(Figure contents as structured data)
Start

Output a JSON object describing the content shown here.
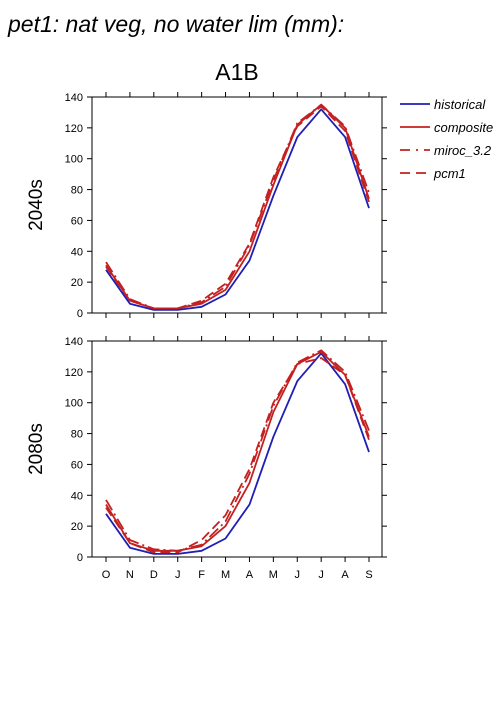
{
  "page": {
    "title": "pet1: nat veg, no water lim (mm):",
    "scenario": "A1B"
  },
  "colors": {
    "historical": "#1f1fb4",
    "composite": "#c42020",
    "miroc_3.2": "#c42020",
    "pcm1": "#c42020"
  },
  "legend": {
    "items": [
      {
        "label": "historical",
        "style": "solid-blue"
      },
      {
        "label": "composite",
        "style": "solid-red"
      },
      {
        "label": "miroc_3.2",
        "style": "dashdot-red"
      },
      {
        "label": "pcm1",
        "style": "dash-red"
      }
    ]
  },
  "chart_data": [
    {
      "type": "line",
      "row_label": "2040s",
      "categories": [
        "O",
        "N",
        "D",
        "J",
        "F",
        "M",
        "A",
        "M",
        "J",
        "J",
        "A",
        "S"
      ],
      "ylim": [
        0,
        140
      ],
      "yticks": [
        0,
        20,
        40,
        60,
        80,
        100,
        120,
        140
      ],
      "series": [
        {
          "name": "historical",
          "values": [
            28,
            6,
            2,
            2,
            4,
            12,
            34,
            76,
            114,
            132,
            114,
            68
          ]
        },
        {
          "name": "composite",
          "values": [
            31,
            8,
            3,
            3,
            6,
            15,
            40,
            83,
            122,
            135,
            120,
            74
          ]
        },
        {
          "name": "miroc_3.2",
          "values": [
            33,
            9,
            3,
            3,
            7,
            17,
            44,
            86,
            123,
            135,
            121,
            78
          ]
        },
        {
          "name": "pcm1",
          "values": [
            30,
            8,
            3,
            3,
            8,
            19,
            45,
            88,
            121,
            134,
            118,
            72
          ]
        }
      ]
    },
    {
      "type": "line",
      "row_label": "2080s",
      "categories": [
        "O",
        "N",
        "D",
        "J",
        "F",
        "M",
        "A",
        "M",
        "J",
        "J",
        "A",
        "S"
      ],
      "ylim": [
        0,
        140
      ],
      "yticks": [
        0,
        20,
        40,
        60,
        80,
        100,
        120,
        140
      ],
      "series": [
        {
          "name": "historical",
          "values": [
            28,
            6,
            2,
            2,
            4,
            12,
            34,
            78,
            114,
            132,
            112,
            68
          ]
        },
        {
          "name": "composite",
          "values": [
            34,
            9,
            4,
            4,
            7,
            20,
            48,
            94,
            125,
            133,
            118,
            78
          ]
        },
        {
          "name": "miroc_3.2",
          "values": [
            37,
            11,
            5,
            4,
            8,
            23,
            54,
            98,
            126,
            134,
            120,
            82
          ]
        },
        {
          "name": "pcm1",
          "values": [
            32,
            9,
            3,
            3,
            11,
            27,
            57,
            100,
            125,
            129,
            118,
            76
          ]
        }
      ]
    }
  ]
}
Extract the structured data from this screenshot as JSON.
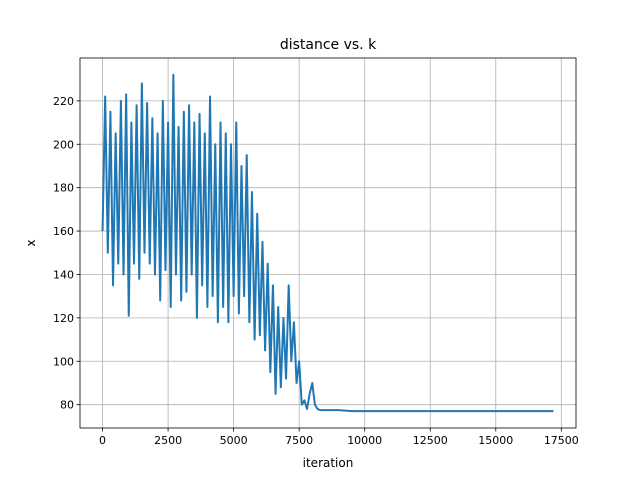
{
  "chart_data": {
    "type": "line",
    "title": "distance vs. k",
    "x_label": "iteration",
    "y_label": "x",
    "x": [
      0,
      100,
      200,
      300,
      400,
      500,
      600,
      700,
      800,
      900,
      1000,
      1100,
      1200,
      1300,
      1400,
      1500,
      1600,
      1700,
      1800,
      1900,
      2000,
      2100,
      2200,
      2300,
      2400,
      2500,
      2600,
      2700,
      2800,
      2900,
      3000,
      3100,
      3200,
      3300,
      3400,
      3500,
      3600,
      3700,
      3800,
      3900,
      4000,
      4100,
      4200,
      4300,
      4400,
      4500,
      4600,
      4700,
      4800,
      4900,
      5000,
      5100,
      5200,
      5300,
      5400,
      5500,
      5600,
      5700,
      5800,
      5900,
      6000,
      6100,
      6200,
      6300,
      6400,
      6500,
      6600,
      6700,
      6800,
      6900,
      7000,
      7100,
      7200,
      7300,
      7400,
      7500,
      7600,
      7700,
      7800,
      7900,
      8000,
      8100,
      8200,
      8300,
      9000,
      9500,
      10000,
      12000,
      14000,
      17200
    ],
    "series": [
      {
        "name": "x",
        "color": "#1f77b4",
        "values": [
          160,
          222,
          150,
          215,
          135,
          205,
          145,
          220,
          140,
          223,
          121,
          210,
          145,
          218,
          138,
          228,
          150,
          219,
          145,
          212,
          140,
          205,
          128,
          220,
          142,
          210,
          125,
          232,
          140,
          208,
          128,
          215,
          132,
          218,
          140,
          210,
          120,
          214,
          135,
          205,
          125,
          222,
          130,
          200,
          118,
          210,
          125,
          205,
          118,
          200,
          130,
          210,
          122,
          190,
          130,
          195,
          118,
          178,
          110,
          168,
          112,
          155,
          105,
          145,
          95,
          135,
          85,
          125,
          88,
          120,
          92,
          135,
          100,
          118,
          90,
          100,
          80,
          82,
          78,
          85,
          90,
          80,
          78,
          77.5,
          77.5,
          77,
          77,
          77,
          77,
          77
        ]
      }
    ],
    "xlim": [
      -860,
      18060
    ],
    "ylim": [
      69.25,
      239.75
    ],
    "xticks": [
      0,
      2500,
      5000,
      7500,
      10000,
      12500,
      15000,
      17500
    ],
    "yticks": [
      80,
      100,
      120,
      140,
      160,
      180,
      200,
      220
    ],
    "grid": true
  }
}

End

◆ WHAT NEEDS TO BE DONE
Reproduce each line exactly as it appears, omitting the pictures.

◆ TASK OUTPUT
Output a JSON object describing the content shown here.
{
  "page": {
    "title": "pet1: nat veg, no water lim (mm):",
    "scenario": "A1B"
  },
  "colors": {
    "historical": "#1f1fb4",
    "composite": "#c42020",
    "miroc_3.2": "#c42020",
    "pcm1": "#c42020"
  },
  "legend": {
    "items": [
      {
        "label": "historical",
        "style": "solid-blue"
      },
      {
        "label": "composite",
        "style": "solid-red"
      },
      {
        "label": "miroc_3.2",
        "style": "dashdot-red"
      },
      {
        "label": "pcm1",
        "style": "dash-red"
      }
    ]
  },
  "chart_data": [
    {
      "type": "line",
      "row_label": "2040s",
      "categories": [
        "O",
        "N",
        "D",
        "J",
        "F",
        "M",
        "A",
        "M",
        "J",
        "J",
        "A",
        "S"
      ],
      "ylim": [
        0,
        140
      ],
      "yticks": [
        0,
        20,
        40,
        60,
        80,
        100,
        120,
        140
      ],
      "series": [
        {
          "name": "historical",
          "values": [
            28,
            6,
            2,
            2,
            4,
            12,
            34,
            76,
            114,
            132,
            114,
            68
          ]
        },
        {
          "name": "composite",
          "values": [
            31,
            8,
            3,
            3,
            6,
            15,
            40,
            83,
            122,
            135,
            120,
            74
          ]
        },
        {
          "name": "miroc_3.2",
          "values": [
            33,
            9,
            3,
            3,
            7,
            17,
            44,
            86,
            123,
            135,
            121,
            78
          ]
        },
        {
          "name": "pcm1",
          "values": [
            30,
            8,
            3,
            3,
            8,
            19,
            45,
            88,
            121,
            134,
            118,
            72
          ]
        }
      ]
    },
    {
      "type": "line",
      "row_label": "2080s",
      "categories": [
        "O",
        "N",
        "D",
        "J",
        "F",
        "M",
        "A",
        "M",
        "J",
        "J",
        "A",
        "S"
      ],
      "ylim": [
        0,
        140
      ],
      "yticks": [
        0,
        20,
        40,
        60,
        80,
        100,
        120,
        140
      ],
      "series": [
        {
          "name": "historical",
          "values": [
            28,
            6,
            2,
            2,
            4,
            12,
            34,
            78,
            114,
            132,
            112,
            68
          ]
        },
        {
          "name": "composite",
          "values": [
            34,
            9,
            4,
            4,
            7,
            20,
            48,
            94,
            125,
            133,
            118,
            78
          ]
        },
        {
          "name": "miroc_3.2",
          "values": [
            37,
            11,
            5,
            4,
            8,
            23,
            54,
            98,
            126,
            134,
            120,
            82
          ]
        },
        {
          "name": "pcm1",
          "values": [
            32,
            9,
            3,
            3,
            11,
            27,
            57,
            100,
            125,
            129,
            118,
            76
          ]
        }
      ]
    }
  ]
}
Extract the structured data from this screenshot as JSON.
{
  "chart_data": {
    "type": "line",
    "title": "distance vs. k",
    "x_label": "iteration",
    "y_label": "x",
    "x": [
      0,
      100,
      200,
      300,
      400,
      500,
      600,
      700,
      800,
      900,
      1000,
      1100,
      1200,
      1300,
      1400,
      1500,
      1600,
      1700,
      1800,
      1900,
      2000,
      2100,
      2200,
      2300,
      2400,
      2500,
      2600,
      2700,
      2800,
      2900,
      3000,
      3100,
      3200,
      3300,
      3400,
      3500,
      3600,
      3700,
      3800,
      3900,
      4000,
      4100,
      4200,
      4300,
      4400,
      4500,
      4600,
      4700,
      4800,
      4900,
      5000,
      5100,
      5200,
      5300,
      5400,
      5500,
      5600,
      5700,
      5800,
      5900,
      6000,
      6100,
      6200,
      6300,
      6400,
      6500,
      6600,
      6700,
      6800,
      6900,
      7000,
      7100,
      7200,
      7300,
      7400,
      7500,
      7600,
      7700,
      7800,
      7900,
      8000,
      8100,
      8200,
      8300,
      9000,
      9500,
      10000,
      12000,
      14000,
      17200
    ],
    "series": [
      {
        "name": "x",
        "color": "#1f77b4",
        "values": [
          160,
          222,
          150,
          215,
          135,
          205,
          145,
          220,
          140,
          223,
          121,
          210,
          145,
          218,
          138,
          228,
          150,
          219,
          145,
          212,
          140,
          205,
          128,
          220,
          142,
          210,
          125,
          232,
          140,
          208,
          128,
          215,
          132,
          218,
          140,
          210,
          120,
          214,
          135,
          205,
          125,
          222,
          130,
          200,
          118,
          210,
          125,
          205,
          118,
          200,
          130,
          210,
          122,
          190,
          130,
          195,
          118,
          178,
          110,
          168,
          112,
          155,
          105,
          145,
          95,
          135,
          85,
          125,
          88,
          120,
          92,
          135,
          100,
          118,
          90,
          100,
          80,
          82,
          78,
          85,
          90,
          80,
          78,
          77.5,
          77.5,
          77,
          77,
          77,
          77,
          77
        ]
      }
    ],
    "xlim": [
      -860,
      18060
    ],
    "ylim": [
      69.25,
      239.75
    ],
    "xticks": [
      0,
      2500,
      5000,
      7500,
      10000,
      12500,
      15000,
      17500
    ],
    "yticks": [
      80,
      100,
      120,
      140,
      160,
      180,
      200,
      220
    ],
    "grid": true
  }
}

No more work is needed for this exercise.